▶ [Problem requirements]: Extract all lines from the data beneath that include the word "โดยว".

******

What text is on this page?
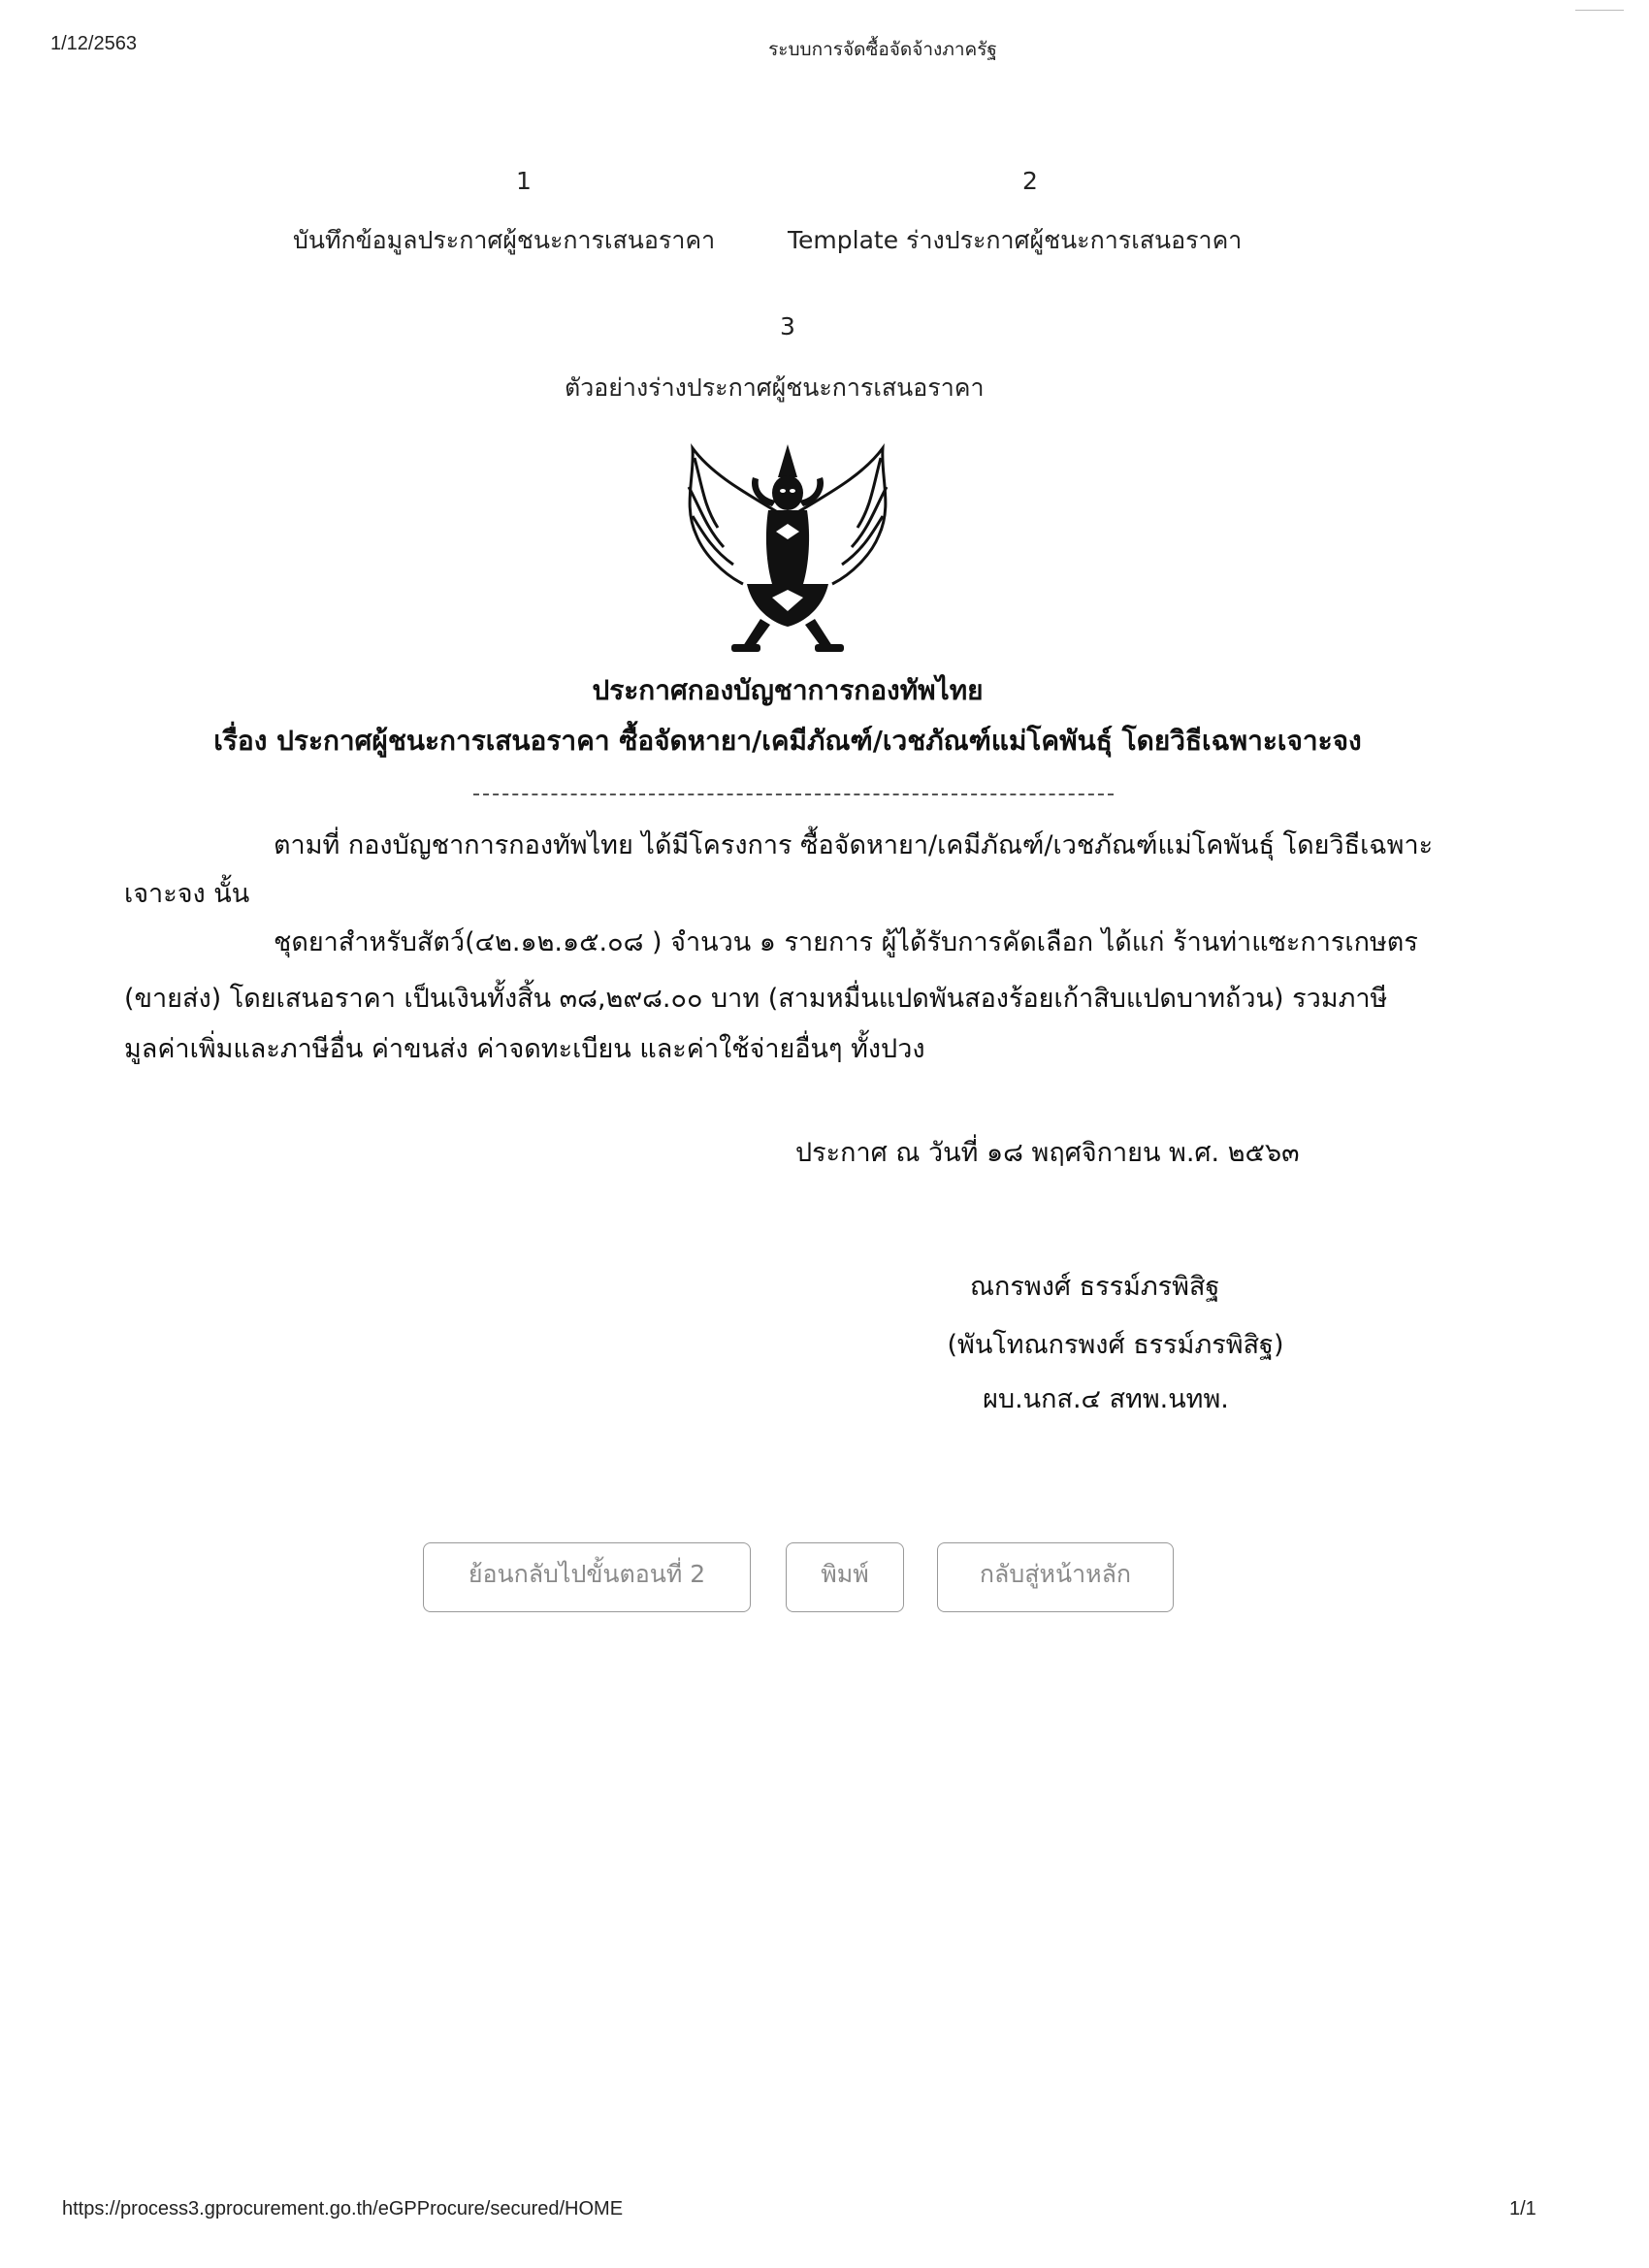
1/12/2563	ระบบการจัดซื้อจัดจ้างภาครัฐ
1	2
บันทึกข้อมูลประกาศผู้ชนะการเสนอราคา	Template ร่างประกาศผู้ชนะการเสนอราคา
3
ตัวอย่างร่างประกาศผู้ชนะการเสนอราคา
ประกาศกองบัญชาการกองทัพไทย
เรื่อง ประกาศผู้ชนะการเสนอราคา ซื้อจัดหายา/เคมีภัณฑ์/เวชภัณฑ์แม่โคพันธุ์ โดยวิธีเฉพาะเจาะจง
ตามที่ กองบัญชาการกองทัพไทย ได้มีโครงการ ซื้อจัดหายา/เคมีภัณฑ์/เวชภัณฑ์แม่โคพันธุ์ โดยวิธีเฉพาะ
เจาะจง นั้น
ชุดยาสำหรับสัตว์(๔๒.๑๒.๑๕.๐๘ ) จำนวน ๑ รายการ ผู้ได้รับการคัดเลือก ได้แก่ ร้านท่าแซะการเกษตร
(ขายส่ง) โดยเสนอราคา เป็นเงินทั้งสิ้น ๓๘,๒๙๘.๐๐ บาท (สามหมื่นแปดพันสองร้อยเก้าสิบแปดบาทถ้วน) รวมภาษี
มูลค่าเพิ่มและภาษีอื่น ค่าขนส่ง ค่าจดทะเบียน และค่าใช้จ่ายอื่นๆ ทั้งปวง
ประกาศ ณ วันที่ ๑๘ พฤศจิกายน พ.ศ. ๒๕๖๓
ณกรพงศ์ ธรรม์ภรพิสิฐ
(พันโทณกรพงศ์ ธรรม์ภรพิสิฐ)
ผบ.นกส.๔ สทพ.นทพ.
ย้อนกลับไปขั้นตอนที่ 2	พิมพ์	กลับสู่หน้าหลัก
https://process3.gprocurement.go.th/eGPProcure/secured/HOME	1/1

******

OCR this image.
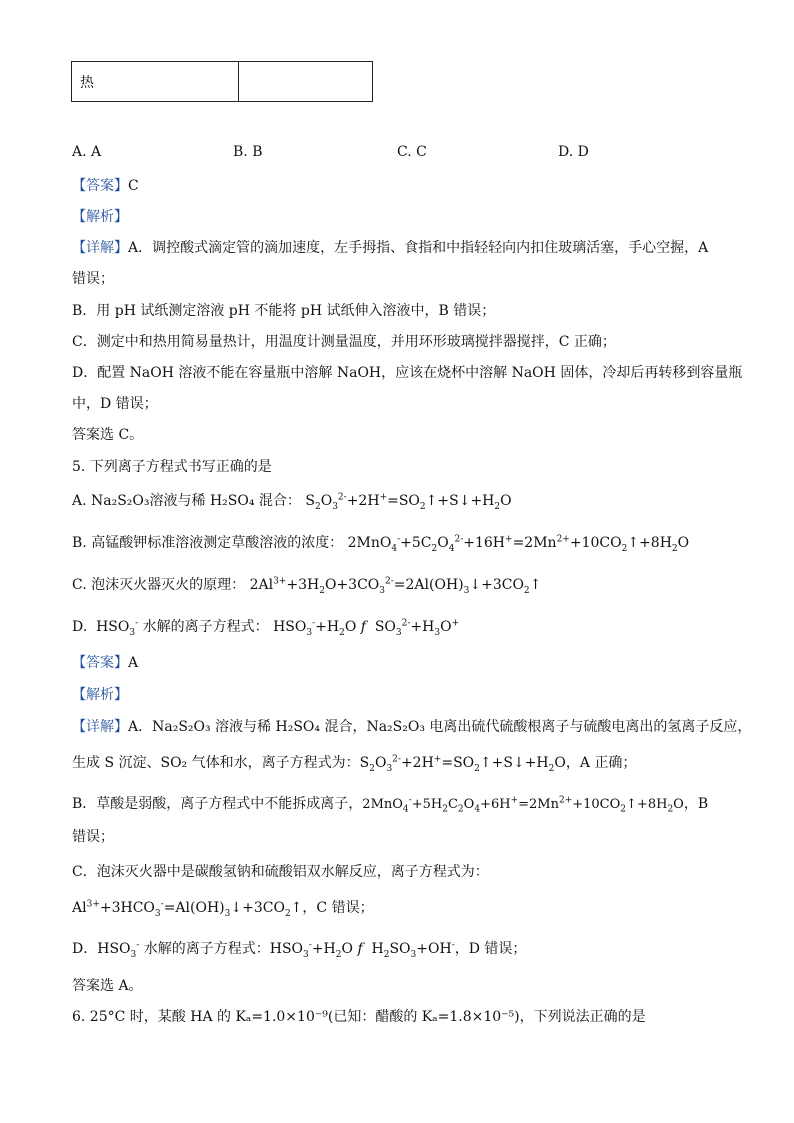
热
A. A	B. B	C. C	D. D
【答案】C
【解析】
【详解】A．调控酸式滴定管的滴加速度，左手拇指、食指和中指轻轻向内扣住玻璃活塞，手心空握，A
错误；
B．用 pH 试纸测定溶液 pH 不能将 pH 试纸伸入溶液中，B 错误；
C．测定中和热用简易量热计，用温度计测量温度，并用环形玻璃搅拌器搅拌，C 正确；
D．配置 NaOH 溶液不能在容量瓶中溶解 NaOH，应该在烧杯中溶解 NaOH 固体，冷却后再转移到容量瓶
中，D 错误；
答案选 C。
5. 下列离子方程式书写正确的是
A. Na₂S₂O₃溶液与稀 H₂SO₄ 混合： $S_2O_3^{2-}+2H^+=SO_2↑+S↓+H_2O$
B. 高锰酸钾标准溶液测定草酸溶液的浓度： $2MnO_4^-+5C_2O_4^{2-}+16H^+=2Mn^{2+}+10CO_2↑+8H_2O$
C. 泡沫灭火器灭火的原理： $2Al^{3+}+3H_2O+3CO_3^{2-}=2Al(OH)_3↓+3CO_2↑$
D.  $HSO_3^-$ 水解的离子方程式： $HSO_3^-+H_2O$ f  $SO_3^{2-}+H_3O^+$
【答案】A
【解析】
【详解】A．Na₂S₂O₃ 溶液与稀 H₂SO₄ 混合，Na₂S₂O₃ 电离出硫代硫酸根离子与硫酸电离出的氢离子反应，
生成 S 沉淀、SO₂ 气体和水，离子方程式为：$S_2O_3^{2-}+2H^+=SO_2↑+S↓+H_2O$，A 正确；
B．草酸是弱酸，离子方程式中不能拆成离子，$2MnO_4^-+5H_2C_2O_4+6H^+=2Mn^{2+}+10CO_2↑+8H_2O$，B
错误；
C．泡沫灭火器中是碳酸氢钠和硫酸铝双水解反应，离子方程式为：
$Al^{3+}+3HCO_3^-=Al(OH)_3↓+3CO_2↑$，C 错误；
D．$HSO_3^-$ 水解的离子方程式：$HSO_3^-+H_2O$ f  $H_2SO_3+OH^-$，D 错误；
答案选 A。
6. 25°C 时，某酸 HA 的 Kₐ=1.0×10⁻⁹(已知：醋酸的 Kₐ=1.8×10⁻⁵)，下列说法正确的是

******

▶ [Response to the task]:
เรื่อง ประกาศผู้ชนะการเสนอราคา ซื้อจัดหายา/เคมีภัณฑ์/เวชภัณฑ์แม่โคพันธุ์ โดยวิธีเฉพาะเจาะจง
ตามที่ กองบัญชาการกองทัพไทย ได้มีโครงการ ซื้อจัดหายา/เคมีภัณฑ์/เวชภัณฑ์แม่โคพันธุ์ โดยวิธีเฉพาะ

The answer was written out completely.